**PROBLEM REQUIREMENTS:** Reproduce the material from its start through the line containing "y-tick-label: 20 — [14, 322, 27, 333]", changing every "data-point" to "data-marker" and leaving all else unchanged.

**TASK INPUT:**
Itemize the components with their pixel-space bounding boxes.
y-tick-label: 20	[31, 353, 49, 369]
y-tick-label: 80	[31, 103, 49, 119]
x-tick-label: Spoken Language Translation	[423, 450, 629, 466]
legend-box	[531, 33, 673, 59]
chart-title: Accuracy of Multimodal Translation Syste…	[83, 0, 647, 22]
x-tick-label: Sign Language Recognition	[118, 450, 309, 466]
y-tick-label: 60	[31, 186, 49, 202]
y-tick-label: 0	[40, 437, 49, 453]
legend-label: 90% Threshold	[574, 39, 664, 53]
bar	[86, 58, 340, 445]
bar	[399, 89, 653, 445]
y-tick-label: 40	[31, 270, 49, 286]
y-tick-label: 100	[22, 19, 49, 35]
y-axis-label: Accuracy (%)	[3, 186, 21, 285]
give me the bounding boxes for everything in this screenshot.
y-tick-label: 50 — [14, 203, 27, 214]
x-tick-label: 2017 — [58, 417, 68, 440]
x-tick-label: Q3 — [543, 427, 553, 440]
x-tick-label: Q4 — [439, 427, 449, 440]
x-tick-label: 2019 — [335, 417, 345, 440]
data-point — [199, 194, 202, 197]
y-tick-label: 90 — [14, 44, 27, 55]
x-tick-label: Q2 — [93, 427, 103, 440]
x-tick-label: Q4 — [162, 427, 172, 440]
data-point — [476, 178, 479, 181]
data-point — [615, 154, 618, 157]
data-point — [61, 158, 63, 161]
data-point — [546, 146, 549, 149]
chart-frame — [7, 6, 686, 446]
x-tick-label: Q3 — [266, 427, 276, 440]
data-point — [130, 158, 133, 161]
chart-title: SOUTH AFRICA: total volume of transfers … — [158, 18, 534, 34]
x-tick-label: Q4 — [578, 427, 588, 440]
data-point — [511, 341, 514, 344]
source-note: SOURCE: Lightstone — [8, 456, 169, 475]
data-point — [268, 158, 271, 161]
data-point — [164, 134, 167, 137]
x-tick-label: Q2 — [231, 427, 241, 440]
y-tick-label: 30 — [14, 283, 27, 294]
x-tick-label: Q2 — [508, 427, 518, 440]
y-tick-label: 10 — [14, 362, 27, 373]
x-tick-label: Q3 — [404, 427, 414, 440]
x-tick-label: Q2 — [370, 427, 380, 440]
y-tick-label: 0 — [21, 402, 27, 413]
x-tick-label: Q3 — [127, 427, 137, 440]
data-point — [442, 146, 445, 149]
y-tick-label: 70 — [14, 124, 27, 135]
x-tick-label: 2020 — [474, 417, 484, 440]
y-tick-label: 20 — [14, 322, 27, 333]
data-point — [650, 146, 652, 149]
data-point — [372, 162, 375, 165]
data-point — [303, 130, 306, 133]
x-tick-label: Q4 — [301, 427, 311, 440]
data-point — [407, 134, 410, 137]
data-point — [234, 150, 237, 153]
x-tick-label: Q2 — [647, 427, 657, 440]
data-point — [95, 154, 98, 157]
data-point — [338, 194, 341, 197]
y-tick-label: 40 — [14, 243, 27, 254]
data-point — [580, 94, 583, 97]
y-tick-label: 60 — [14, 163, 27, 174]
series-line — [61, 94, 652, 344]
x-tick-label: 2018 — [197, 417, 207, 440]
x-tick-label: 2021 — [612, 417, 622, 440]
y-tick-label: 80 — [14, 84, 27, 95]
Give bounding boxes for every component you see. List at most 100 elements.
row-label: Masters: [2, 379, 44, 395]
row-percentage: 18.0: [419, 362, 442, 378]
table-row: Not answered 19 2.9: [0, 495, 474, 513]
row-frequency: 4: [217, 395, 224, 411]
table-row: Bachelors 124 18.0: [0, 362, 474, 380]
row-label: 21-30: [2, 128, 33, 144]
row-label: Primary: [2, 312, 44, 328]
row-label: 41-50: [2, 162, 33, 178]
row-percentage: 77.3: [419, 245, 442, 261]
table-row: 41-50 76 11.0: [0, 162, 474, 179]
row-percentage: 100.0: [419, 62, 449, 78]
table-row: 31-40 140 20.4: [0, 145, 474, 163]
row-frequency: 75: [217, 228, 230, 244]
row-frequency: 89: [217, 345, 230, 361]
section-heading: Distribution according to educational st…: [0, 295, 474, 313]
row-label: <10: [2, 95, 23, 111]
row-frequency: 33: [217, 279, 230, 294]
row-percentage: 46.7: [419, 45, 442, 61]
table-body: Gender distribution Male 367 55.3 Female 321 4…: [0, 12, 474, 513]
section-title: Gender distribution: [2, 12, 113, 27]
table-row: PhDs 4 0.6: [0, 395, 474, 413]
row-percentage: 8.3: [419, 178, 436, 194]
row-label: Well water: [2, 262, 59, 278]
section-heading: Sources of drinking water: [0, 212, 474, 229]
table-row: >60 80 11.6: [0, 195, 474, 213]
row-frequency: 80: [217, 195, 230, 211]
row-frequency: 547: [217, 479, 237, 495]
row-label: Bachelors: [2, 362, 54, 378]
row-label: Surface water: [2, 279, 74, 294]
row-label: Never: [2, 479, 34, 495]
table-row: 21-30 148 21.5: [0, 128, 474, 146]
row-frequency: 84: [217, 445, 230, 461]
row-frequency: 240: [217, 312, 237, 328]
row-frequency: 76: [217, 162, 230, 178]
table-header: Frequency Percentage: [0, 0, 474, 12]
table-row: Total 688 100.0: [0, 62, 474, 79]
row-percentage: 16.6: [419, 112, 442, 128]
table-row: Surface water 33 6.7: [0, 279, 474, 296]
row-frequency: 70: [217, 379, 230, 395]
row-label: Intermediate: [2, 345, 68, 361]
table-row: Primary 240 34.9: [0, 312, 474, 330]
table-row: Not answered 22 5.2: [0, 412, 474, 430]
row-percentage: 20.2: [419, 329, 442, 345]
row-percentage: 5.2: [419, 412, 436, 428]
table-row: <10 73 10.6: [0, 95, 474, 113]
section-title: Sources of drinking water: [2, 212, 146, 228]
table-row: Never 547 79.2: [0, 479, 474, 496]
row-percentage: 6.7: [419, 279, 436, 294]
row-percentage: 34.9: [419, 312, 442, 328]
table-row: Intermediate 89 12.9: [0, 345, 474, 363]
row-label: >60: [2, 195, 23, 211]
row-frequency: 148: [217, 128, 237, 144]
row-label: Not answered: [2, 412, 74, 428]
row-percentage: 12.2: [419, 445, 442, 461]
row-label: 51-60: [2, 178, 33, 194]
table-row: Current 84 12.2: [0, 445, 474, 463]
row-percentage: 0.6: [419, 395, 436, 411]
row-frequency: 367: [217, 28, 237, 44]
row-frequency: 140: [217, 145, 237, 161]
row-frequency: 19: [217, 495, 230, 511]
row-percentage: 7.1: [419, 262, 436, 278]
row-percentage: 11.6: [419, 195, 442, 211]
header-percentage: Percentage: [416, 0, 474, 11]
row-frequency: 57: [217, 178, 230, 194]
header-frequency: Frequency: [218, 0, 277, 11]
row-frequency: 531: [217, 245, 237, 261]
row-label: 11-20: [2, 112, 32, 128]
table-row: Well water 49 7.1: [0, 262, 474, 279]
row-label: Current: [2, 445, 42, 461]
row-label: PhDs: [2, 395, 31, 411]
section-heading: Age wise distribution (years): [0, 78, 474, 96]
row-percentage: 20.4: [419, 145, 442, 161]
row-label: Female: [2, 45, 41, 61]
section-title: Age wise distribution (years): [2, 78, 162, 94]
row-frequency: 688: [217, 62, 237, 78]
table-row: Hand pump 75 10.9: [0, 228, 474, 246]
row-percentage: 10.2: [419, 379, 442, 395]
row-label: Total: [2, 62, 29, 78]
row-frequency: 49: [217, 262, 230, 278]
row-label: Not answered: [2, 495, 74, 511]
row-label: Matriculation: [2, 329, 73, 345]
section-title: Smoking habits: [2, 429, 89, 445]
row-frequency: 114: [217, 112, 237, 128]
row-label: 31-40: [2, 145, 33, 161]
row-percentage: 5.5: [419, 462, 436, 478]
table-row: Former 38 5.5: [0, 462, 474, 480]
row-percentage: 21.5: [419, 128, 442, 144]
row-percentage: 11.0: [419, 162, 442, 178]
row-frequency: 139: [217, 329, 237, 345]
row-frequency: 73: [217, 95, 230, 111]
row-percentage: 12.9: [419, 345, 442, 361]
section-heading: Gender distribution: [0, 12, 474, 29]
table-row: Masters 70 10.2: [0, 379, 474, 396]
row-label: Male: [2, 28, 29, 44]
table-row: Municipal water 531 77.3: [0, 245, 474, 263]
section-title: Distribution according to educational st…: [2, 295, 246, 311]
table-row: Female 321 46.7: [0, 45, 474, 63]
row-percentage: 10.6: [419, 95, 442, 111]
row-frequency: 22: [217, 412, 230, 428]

**REPLY:**
Itemize the components with their pixel-space bounding boxes.
y-tick-label: 20	[31, 353, 49, 369]
y-tick-label: 80	[31, 103, 49, 119]
x-tick-label: Spoken Language Translation	[423, 450, 629, 466]
legend-box	[531, 33, 673, 59]
chart-title: Accuracy of Multimodal Translation Syste…	[83, 0, 647, 22]
x-tick-label: Sign Language Recognition	[118, 450, 309, 466]
y-tick-label: 60	[31, 186, 49, 202]
y-tick-label: 0	[40, 437, 49, 453]
legend-label: 90% Threshold	[574, 39, 664, 53]
bar	[86, 58, 340, 445]
bar	[399, 89, 653, 445]
y-tick-label: 40	[31, 270, 49, 286]
y-tick-label: 100	[22, 19, 49, 35]
y-axis-label: Accuracy (%)	[3, 186, 21, 285]
give me the bounding boxes for everything in this screenshot.
y-tick-label: 50 — [14, 203, 27, 214]
x-tick-label: 2017 — [58, 417, 68, 440]
x-tick-label: Q3 — [543, 427, 553, 440]
x-tick-label: Q4 — [439, 427, 449, 440]
x-tick-label: 2019 — [335, 417, 345, 440]
data-marker — [199, 194, 202, 197]
y-tick-label: 90 — [14, 44, 27, 55]
x-tick-label: Q2 — [93, 427, 103, 440]
x-tick-label: Q4 — [162, 427, 172, 440]
data-marker — [476, 178, 479, 181]
data-marker — [615, 154, 618, 157]
data-marker — [61, 158, 63, 161]
data-marker — [546, 146, 549, 149]
chart-frame — [7, 6, 686, 446]
x-tick-label: Q3 — [266, 427, 276, 440]
data-marker — [130, 158, 133, 161]
chart-title: SOUTH AFRICA: total volume of transfers … — [158, 18, 534, 34]
x-tick-label: Q4 — [578, 427, 588, 440]
data-marker — [511, 341, 514, 344]
source-note: SOURCE: Lightstone — [8, 456, 169, 475]
data-marker — [268, 158, 271, 161]
data-marker — [164, 134, 167, 137]
x-tick-label: Q2 — [231, 427, 241, 440]
y-tick-label: 30 — [14, 283, 27, 294]
x-tick-label: Q2 — [508, 427, 518, 440]
y-tick-label: 10 — [14, 362, 27, 373]
x-tick-label: Q3 — [404, 427, 414, 440]
x-tick-label: Q2 — [370, 427, 380, 440]
y-tick-label: 0 — [21, 402, 27, 413]
x-tick-label: Q3 — [127, 427, 137, 440]
data-marker — [442, 146, 445, 149]
y-tick-label: 70 — [14, 124, 27, 135]
x-tick-label: 2020 — [474, 417, 484, 440]
y-tick-label: 20 — [14, 322, 27, 333]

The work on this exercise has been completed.